Written problem:
Transcribe all the records with complete accuracy.
***** Data
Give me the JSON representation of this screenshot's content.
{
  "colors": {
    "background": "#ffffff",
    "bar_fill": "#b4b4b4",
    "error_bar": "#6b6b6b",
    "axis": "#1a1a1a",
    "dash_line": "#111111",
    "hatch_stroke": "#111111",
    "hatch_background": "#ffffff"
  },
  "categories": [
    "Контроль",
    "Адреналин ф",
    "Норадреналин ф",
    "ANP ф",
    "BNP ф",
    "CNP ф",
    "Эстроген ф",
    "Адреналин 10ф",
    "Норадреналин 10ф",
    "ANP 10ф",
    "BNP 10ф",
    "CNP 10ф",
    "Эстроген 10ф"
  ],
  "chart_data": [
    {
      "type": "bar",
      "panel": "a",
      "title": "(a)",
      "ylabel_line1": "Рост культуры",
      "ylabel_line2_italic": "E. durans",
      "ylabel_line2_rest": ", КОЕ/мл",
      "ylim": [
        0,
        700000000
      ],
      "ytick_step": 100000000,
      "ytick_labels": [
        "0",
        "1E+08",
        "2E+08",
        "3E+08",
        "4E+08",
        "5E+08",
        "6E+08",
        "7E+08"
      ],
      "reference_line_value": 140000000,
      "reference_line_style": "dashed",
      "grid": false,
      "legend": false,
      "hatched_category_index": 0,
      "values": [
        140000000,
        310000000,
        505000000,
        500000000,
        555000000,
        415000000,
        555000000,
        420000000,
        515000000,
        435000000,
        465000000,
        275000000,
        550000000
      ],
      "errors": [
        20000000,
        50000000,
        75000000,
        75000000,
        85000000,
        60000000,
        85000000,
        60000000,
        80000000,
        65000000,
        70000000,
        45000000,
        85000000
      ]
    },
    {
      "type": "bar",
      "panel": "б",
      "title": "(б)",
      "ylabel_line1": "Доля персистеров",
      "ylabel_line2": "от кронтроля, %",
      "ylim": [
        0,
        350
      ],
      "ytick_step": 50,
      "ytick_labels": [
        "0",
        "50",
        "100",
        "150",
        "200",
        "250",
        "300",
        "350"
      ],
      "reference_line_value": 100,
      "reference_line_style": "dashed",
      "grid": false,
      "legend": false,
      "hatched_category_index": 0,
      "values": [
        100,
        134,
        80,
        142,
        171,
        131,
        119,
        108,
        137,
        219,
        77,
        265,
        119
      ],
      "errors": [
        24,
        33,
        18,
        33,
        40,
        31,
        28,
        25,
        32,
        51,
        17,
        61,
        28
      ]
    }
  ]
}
**********
Answer for this exercise:
Give me the JSON representation of this screenshot's content.
{
  "colors": {
    "background": "#ffffff",
    "bar_fill": "#b4b4b4",
    "error_bar": "#6b6b6b",
    "axis": "#1a1a1a",
    "dash_line": "#111111",
    "hatch_stroke": "#111111",
    "hatch_background": "#ffffff"
  },
  "categories": [
    "Контроль",
    "Адреналин ф",
    "Норадреналин ф",
    "ANP ф",
    "BNP ф",
    "CNP ф",
    "Эстроген ф",
    "Адреналин 10ф",
    "Норадреналин 10ф",
    "ANP 10ф",
    "BNP 10ф",
    "CNP 10ф",
    "Эстроген 10ф"
  ],
  "chart_data": [
    {
      "type": "bar",
      "panel": "a",
      "title": "(a)",
      "ylabel_line1": "Рост культуры",
      "ylabel_line2_italic": "E. durans",
      "ylabel_line2_rest": ", КОЕ/мл",
      "ylim": [
        0,
        700000000
      ],
      "ytick_step": 100000000,
      "ytick_labels": [
        "0",
        "1E+08",
        "2E+08",
        "3E+08",
        "4E+08",
        "5E+08",
        "6E+08",
        "7E+08"
      ],
      "reference_line_value": 140000000,
      "reference_line_style": "dashed",
      "grid": false,
      "legend": false,
      "hatched_category_index": 0,
      "values": [
        140000000,
        310000000,
        505000000,
        500000000,
        555000000,
        415000000,
        555000000,
        420000000,
        515000000,
        435000000,
        465000000,
        275000000,
        550000000
      ],
      "errors": [
        20000000,
        50000000,
        75000000,
        75000000,
        85000000,
        60000000,
        85000000,
        60000000,
        80000000,
        65000000,
        70000000,
        45000000,
        85000000
      ]
    },
    {
      "type": "bar",
      "panel": "б",
      "title": "(б)",
      "ylabel_line1": "Доля персистеров",
      "ylabel_line2": "от кронтроля, %",
      "ylim": [
        0,
        350
      ],
      "ytick_step": 50,
      "ytick_labels": [
        "0",
        "50",
        "100",
        "150",
        "200",
        "250",
        "300",
        "350"
      ],
      "reference_line_value": 100,
      "reference_line_style": "dashed",
      "grid": false,
      "legend": false,
      "hatched_category_index": 0,
      "values": [
        100,
        134,
        80,
        142,
        171,
        131,
        119,
        108,
        137,
        219,
        77,
        265,
        119
      ],
      "errors": [
        24,
        33,
        18,
        33,
        40,
        31,
        28,
        25,
        32,
        51,
        17,
        61,
        28
      ]
    }
  ]
}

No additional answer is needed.